◆ TO DO:
From the entries that follow, gather each line holding the word "this".

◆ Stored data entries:
"""
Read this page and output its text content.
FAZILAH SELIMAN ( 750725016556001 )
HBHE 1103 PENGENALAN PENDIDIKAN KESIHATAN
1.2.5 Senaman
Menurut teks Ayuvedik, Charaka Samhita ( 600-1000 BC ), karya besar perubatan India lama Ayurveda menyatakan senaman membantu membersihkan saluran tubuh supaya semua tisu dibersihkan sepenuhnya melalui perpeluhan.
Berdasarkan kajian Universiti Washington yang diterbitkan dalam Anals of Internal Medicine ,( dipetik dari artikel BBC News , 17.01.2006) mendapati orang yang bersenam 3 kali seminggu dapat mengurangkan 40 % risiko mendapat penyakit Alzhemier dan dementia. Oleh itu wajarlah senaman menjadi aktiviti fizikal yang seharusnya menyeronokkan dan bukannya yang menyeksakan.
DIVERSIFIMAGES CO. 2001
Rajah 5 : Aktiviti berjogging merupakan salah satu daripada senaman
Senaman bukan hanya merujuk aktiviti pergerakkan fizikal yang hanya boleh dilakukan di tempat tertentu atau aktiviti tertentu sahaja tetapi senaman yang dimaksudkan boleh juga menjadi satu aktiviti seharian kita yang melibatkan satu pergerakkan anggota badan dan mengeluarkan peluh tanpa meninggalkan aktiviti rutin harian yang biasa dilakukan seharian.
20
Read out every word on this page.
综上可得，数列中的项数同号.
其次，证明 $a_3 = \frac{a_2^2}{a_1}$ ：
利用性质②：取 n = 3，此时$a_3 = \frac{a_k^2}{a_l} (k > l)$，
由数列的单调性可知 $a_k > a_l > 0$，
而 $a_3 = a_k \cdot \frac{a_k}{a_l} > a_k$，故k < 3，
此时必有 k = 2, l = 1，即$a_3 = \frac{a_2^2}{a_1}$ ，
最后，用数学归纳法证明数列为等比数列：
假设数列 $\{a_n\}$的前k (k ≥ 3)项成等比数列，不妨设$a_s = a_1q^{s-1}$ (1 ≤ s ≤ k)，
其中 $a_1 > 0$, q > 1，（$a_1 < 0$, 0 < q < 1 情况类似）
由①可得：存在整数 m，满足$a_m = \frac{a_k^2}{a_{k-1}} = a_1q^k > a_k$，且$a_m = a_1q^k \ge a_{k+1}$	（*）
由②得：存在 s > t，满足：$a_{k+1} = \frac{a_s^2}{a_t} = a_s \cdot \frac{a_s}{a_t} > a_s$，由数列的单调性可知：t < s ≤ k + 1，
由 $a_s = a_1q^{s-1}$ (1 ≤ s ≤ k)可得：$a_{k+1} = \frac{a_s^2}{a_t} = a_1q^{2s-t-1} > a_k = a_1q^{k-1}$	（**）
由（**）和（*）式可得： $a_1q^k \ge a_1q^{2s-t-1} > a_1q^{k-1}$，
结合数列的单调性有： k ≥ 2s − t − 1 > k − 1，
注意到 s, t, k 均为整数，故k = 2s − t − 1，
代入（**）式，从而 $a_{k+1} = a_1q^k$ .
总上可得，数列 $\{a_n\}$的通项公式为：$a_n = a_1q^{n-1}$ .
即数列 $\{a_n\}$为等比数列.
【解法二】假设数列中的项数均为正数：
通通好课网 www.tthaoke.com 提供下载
"""
◆ RESPONSE:
Read this page and output its text content.
Read out every word on this page.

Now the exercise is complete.